→ **THE REQUEST**
Reproduce all of the data below without alteration; exclude every picture.

→ **INFORMATION SHOWN**
========
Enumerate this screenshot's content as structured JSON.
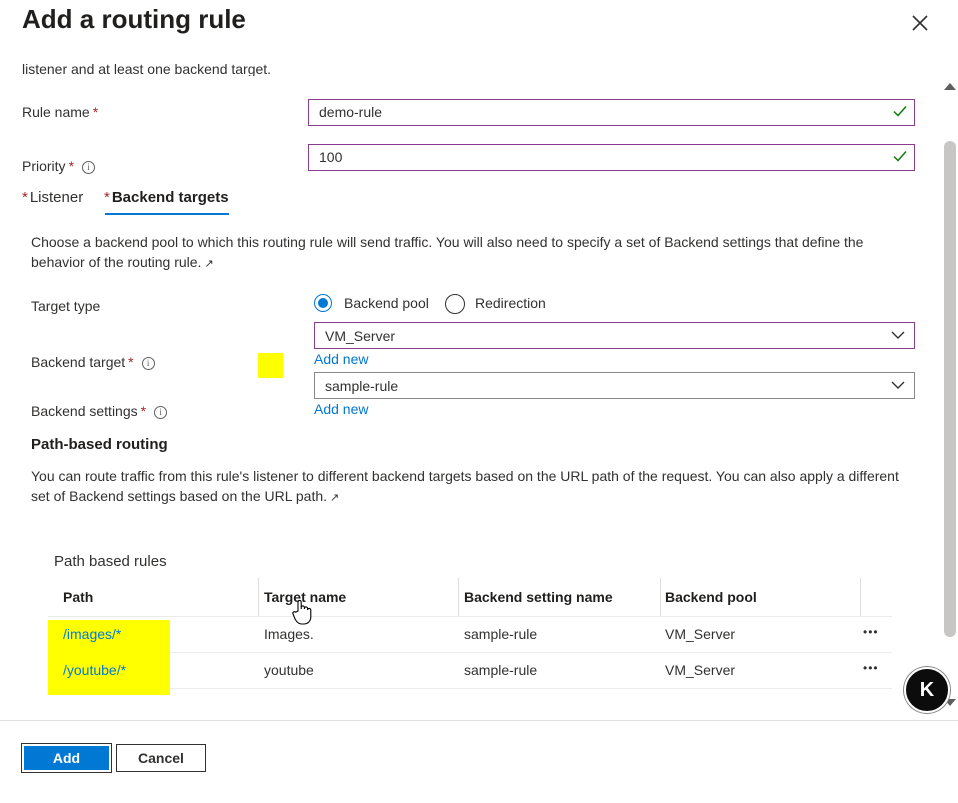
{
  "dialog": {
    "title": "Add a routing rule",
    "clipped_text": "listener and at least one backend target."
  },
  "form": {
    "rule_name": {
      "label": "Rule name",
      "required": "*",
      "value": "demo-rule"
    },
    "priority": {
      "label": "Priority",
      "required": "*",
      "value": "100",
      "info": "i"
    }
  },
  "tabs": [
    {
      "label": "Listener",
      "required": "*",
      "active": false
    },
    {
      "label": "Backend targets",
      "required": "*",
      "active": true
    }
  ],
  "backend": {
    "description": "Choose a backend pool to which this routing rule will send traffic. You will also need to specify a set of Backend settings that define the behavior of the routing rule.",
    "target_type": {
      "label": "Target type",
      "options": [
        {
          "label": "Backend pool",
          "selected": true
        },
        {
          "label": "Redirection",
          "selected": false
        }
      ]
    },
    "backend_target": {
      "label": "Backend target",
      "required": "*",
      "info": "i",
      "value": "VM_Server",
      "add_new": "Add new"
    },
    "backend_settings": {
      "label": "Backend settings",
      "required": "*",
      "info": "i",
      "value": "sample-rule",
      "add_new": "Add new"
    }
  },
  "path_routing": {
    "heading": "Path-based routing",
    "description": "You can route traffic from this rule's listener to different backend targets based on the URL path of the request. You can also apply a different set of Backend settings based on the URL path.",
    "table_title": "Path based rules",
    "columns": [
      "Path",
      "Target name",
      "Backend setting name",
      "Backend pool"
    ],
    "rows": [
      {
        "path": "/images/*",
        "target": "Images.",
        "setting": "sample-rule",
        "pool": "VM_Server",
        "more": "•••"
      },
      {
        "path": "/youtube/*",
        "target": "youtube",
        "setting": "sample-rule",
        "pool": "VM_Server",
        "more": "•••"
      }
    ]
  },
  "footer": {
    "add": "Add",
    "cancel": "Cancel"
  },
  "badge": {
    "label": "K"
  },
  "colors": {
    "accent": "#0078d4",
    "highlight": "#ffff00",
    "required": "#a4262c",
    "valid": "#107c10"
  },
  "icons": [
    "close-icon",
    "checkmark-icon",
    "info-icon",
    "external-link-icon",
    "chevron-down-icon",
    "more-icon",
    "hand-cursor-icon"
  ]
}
========
→ **RESULT OF THIS TASK**
Enumerate this screenshot's content as structured JSON.
{
  "dialog": {
    "title": "Add a routing rule",
    "clipped_text": "listener and at least one backend target."
  },
  "form": {
    "rule_name": {
      "label": "Rule name",
      "required": "*",
      "value": "demo-rule"
    },
    "priority": {
      "label": "Priority",
      "required": "*",
      "value": "100",
      "info": "i"
    }
  },
  "tabs": [
    {
      "label": "Listener",
      "required": "*",
      "active": false
    },
    {
      "label": "Backend targets",
      "required": "*",
      "active": true
    }
  ],
  "backend": {
    "description": "Choose a backend pool to which this routing rule will send traffic. You will also need to specify a set of Backend settings that define the behavior of the routing rule.",
    "target_type": {
      "label": "Target type",
      "options": [
        {
          "label": "Backend pool",
          "selected": true
        },
        {
          "label": "Redirection",
          "selected": false
        }
      ]
    },
    "backend_target": {
      "label": "Backend target",
      "required": "*",
      "info": "i",
      "value": "VM_Server",
      "add_new": "Add new"
    },
    "backend_settings": {
      "label": "Backend settings",
      "required": "*",
      "info": "i",
      "value": "sample-rule",
      "add_new": "Add new"
    }
  },
  "path_routing": {
    "heading": "Path-based routing",
    "description": "You can route traffic from this rule's listener to different backend targets based on the URL path of the request. You can also apply a different set of Backend settings based on the URL path.",
    "table_title": "Path based rules",
    "columns": [
      "Path",
      "Target name",
      "Backend setting name",
      "Backend pool"
    ],
    "rows": [
      {
        "path": "/images/*",
        "target": "Images.",
        "setting": "sample-rule",
        "pool": "VM_Server",
        "more": "•••"
      },
      {
        "path": "/youtube/*",
        "target": "youtube",
        "setting": "sample-rule",
        "pool": "VM_Server",
        "more": "•••"
      }
    ]
  },
  "footer": {
    "add": "Add",
    "cancel": "Cancel"
  },
  "badge": {
    "label": "K"
  },
  "colors": {
    "accent": "#0078d4",
    "highlight": "#ffff00",
    "required": "#a4262c",
    "valid": "#107c10"
  },
  "icons": [
    "close-icon",
    "checkmark-icon",
    "info-icon",
    "external-link-icon",
    "chevron-down-icon",
    "more-icon",
    "hand-cursor-icon"
  ]
}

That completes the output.